◆ **Task requirements**
a: Please transcribe the passage from the forum thread about pricing electrical work, starting at "So what would" and ending at "(May 17, 2011)".
b: Write the next part of the forum thread about what to charge for an ongoing electrical job, picking up after its last post.

◆ **Selection**
━━━━━━━━━━━━━━━━
So what would be reasonable to charge? I usually charge $100/hr for local jobs, additional $50 if more then 10 miles from where I live for the first hour, or $80/hr if I can make it full day or almost full day, no trip charge then. And flat rate pricing for certain projects/jobs anytime is possible, but this one would not fit in that. 
It is ongoing job, so I don’t want to shock the customer nor overcharge them, because it will be much more things to do, but also I don’t want to bite myself in the ass in any way. 

$80/hr sounds too cheap for all work that I’ve done there, but $100/hr might look too much to the customer. Also, what would be reasonable trip charge? It is 250 miles round trip.


Any input is appreciated. BTW it’s Southern California where I live and where the job site is.


----------



## Sparky J (May 17, 2011)

Why not lump the time into a "daily rate" and maybe spread travel into it then add materials. That way besides the materials the customer has a "set" daily rate. That is if your days are mostly the same hourly which I bet that they are or at least close.


----------



## wildleg (Apr 12, 2009)
━━━━━━━━━━━━━━━━
◆ **Data section**

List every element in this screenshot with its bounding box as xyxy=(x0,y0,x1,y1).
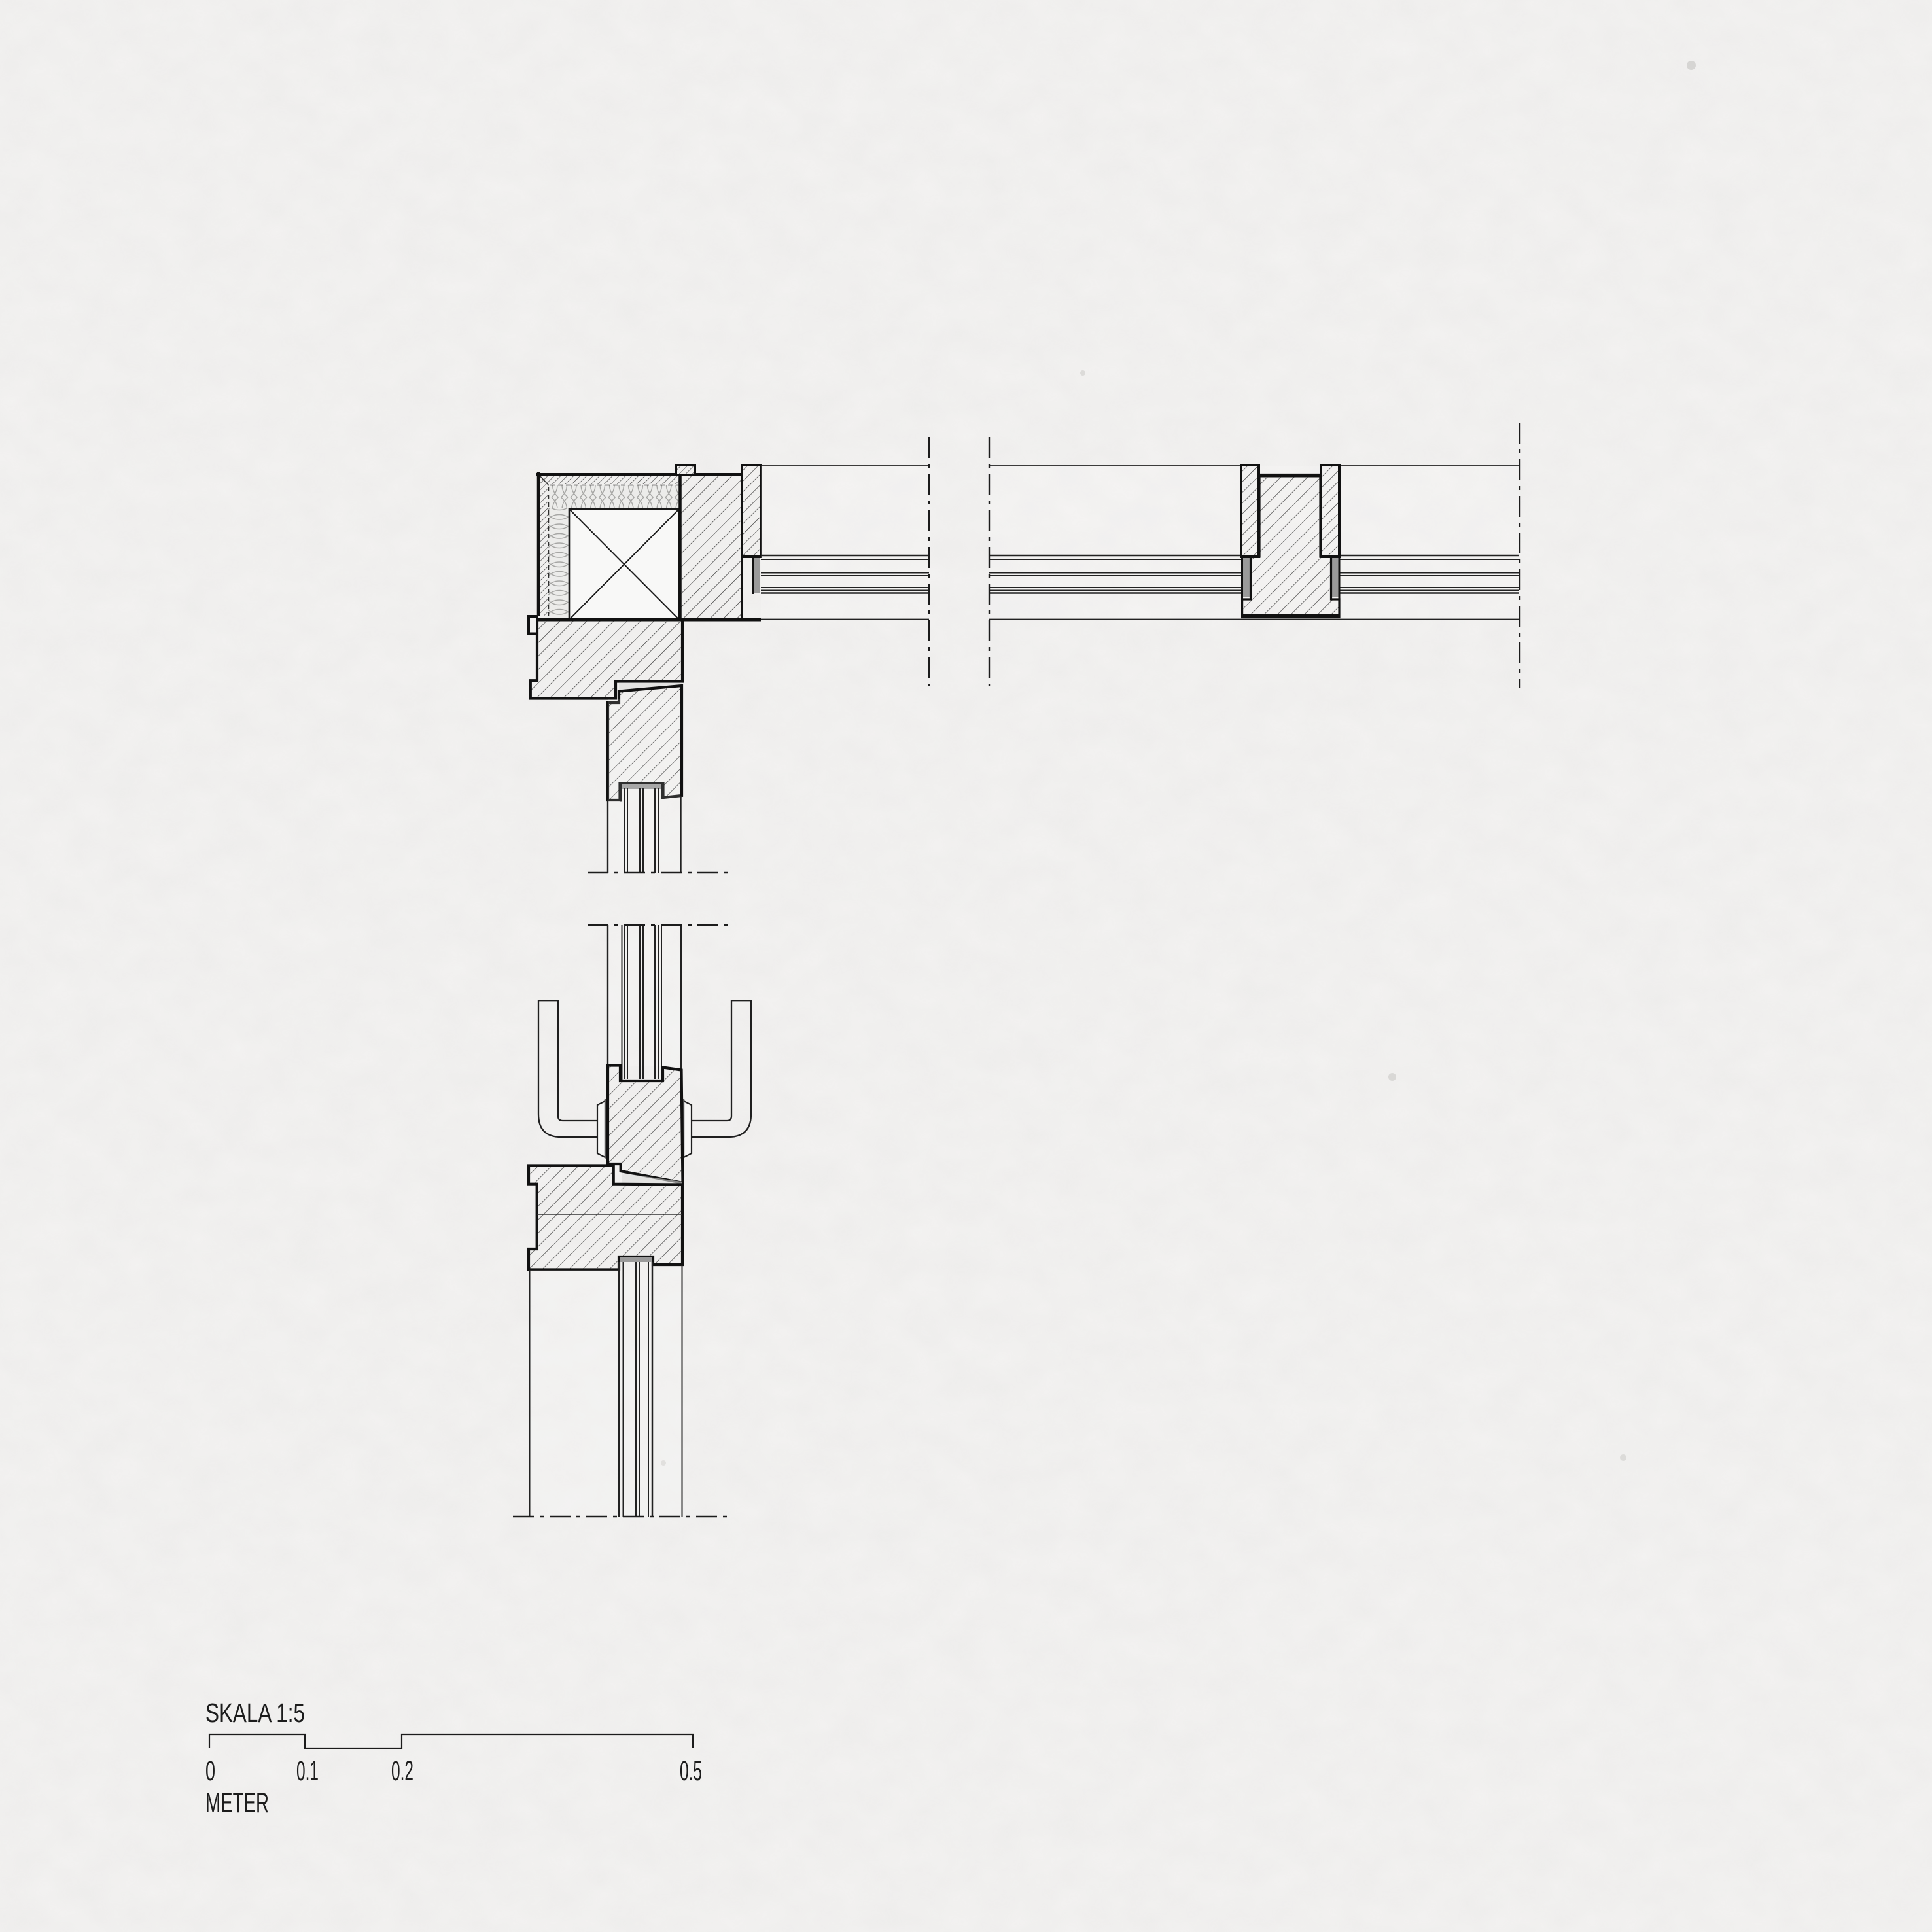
━━━━━━━━━━━━━━━━
◆ **Solved tasks**
a:
So what would be reasonable to charge? I usually charge $100/hr for local jobs, additional $50 if more then 10 miles from where I live for the first hour, or $80/hr if I can make it full day or almost full day, no trip charge then. And flat rate pricing for certain projects/jobs anytime is possible, but this one would not fit in that. 
It is ongoing job, so I don’t want to shock the customer nor overcharge them, because it will be much more things to do, but also I don’t want to bite myself in the ass in any way. 

$80/hr sounds too cheap for all work that I’ve done there, but $100/hr might look too much to the customer. Also, what would be reasonable trip charge? It is 250 miles round trip.


Any input is appreciated. BTW it’s Southern California where I live and where the job site is.


----------



## Sparky J (May 17, 2011)

b:
charge them as much as you can. If they choke on it, at least you won't get forked out of phase 2 and phase 3


----------



## Zog (Apr 15, 2009)

All of these things should have been addressed in the contract before you started work.:blink:


----------



## deltix (Jul 19, 2012)

I know, contract... We didn't do any contract because it's somebody I know for a very long time and I already did few smaller jobs before for them. Regular customer, you know. There will not be any problems, but I'm just trying to be reasonable, to them and to myself. They trust me and my work, I trust them. Still, because it's bigger job now I think I should stick to $80/hour and ask to be reasonably compensated for my travel expenses. There is still plenty of money to make down the road. Maybe like $150 per trip? That would cover my truck/gas expenses for sure, I don't mind driving there, actually I like it. Should I show truck expenses as separate item? It sounds right to me. 

But when I see my $80/hr or $100/hr rate and I see some other trades charging as much as $300/hr, I feel stupid. And believe me, I'm much smarter, and probably most of the people here, then most of them. I've seen locksmith guy charging $100/hr and guy who tests for lead and asbestos $325/hr just to take samples and send it to the lab. And on top of that lab and equipment cost. Yes, he does own equipment for lead testing, but he still charges to the customer $175 rental fee. And my friend plumber... No need to go there.


----------



## MDShunk (Jan 7, 2007)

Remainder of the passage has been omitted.